## [Short task]
Each entry has to be copied exactly, with nothing missed.

- - - -

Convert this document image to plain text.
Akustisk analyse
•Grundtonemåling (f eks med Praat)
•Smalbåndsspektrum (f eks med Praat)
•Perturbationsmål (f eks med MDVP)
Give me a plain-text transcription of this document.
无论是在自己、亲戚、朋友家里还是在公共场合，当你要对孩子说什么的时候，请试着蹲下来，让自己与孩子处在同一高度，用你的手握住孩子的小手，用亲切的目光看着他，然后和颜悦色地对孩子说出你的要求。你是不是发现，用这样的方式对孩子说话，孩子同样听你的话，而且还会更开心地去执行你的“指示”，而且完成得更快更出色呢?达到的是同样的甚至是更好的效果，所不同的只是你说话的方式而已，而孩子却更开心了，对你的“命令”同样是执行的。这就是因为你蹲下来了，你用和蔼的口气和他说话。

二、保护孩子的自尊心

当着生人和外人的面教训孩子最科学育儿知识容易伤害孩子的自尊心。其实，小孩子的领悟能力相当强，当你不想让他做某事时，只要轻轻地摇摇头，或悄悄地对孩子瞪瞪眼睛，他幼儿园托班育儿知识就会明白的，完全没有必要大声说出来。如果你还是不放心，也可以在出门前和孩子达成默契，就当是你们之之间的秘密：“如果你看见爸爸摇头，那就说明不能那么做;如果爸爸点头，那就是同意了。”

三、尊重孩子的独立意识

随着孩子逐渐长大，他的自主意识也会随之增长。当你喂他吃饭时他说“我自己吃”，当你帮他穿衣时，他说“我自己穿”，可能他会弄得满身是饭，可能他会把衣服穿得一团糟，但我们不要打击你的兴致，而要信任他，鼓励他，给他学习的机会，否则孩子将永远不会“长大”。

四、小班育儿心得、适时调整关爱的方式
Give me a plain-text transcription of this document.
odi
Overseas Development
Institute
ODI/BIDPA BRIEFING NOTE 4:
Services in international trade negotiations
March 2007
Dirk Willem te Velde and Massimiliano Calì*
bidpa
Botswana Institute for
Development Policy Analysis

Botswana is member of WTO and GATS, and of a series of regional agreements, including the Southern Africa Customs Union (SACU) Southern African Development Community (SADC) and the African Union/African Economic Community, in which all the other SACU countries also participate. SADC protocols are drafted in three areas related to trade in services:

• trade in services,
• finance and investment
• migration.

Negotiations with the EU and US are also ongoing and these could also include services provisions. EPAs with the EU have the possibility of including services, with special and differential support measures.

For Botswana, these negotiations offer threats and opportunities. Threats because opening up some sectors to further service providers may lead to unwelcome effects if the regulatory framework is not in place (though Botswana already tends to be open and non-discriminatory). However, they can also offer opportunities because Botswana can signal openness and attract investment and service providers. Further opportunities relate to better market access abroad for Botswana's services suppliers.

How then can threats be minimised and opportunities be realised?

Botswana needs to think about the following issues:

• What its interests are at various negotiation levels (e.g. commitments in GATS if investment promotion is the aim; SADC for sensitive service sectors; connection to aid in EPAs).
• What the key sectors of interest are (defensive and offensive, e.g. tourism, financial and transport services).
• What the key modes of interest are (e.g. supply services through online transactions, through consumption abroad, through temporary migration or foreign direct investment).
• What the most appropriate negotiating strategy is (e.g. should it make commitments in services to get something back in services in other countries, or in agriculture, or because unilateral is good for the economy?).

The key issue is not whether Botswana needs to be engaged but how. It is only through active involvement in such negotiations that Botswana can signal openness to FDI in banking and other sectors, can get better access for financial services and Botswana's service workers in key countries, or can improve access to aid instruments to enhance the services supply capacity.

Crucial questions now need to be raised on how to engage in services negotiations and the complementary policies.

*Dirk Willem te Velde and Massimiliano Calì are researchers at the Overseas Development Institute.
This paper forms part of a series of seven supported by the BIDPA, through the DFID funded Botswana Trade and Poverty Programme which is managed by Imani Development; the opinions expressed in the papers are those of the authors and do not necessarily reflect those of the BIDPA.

- - - -

## [The reply]
Convert this document image to plain text.
Akustisk analyse
•Grundtonemåling (f eks med Praat)
•Smalbåndsspektrum (f eks med Praat)
•Perturbationsmål (f eks med MDVP)
Give me a plain-text transcription of this document.
无论是在自己、亲戚、朋友家里还是在公共场合，当你要对孩子说什么的时候，请试着蹲下来，让自己与孩子处在同一高度，用你的手握住孩子的小手，用亲切的目光看着他，然后和颜悦色地对孩子说出你的要求。你是不是发现，用这样的方式对孩子说话，孩子同样听你的话，而且还会更开心地去执行你的“指示”，而且完成得更快更出色呢?达到的是同样的甚至是更好的效果，所不同的只是你说话的方式而已，而孩子却更开心了，对你的“命令”同样是执行的。这就是因为你蹲下来了，你用和蔼的口气和他说话。

二、保护孩子的自尊心

当着生人和外人的面教训孩子最科学育儿知识容易伤害孩子的自尊心。其实，小孩子的领悟能力相当强，当你不想让他做某事时，只要轻轻地摇摇头，或悄悄地对孩子瞪瞪眼睛，他幼儿园托班育儿知识就会明白的，完全没有必要大声说出来。如果你还是不放心，也可以在出门前和孩子达成默契，就当是你们之之间的秘密：“如果你看见爸爸摇头，那就说明不能那么做;如果爸爸点头，那就是同意了。”

三、尊重孩子的独立意识

随着孩子逐渐长大，他的自主意识也会随之增长。当你喂他吃饭时他说“我自己吃”，当你帮他穿衣时，他说“我自己穿”，可能他会弄得满身是饭，可能他会把衣服穿得一团糟，但我们不要打击你的兴致，而要信任他，鼓励他，给他学习的机会，否则孩子将永远不会“长大”。

四、小班育儿心得、适时调整关爱的方式
Give me a plain-text transcription of this document.
odi
Overseas Development
Institute
ODI/BIDPA BRIEFING NOTE 4:
Services in international trade negotiations
March 2007
Dirk Willem te Velde and Massimiliano Calì*
bidpa
Botswana Institute for
Development Policy Analysis

Botswana is member of WTO and GATS, and of a series of regional agreements, including the Southern Africa Customs Union (SACU) Southern African Development Community (SADC) and the African Union/African Economic Community, in which all the other SACU countries also participate. SADC protocols are drafted in three areas related to trade in services:

• trade in services,
• finance and investment
• migration.

Negotiations with the EU and US are also ongoing and these could also include services provisions. EPAs with the EU have the possibility of including services, with special and differential support measures.

For Botswana, these negotiations offer threats and opportunities. Threats because opening up some sectors to further service providers may lead to unwelcome effects if the regulatory framework is not in place (though Botswana already tends to be open and non-discriminatory). However, they can also offer opportunities because Botswana can signal openness and attract investment and service providers. Further opportunities relate to better market access abroad for Botswana's services suppliers.

How then can threats be minimised and opportunities be realised?

Botswana needs to think about the following issues:

• What its interests are at various negotiation levels (e.g. commitments in GATS if investment promotion is the aim; SADC for sensitive service sectors; connection to aid in EPAs).
• What the key sectors of interest are (defensive and offensive, e.g. tourism, financial and transport services).
• What the key modes of interest are (e.g. supply services through online transactions, through consumption abroad, through temporary migration or foreign direct investment).
• What the most appropriate negotiating strategy is (e.g. should it make commitments in services to get something back in services in other countries, or in agriculture, or because unilateral is good for the economy?).

The key issue is not whether Botswana needs to be engaged but how. It is only through active involvement in such negotiations that Botswana can signal openness to FDI in banking and other sectors, can get better access for financial services and Botswana's service workers in key countries, or can improve access to aid instruments to enhance the services supply capacity.

Crucial questions now need to be raised on how to engage in services negotiations and the complementary policies.

*Dirk Willem te Velde and Massimiliano Calì are researchers at the Overseas Development Institute.
This paper forms part of a series of seven supported by the BIDPA, through the DFID funded Botswana Trade and Poverty Programme which is managed by Imani Development; the opinions expressed in the papers are those of the authors and do not necessarily reflect those of the BIDPA.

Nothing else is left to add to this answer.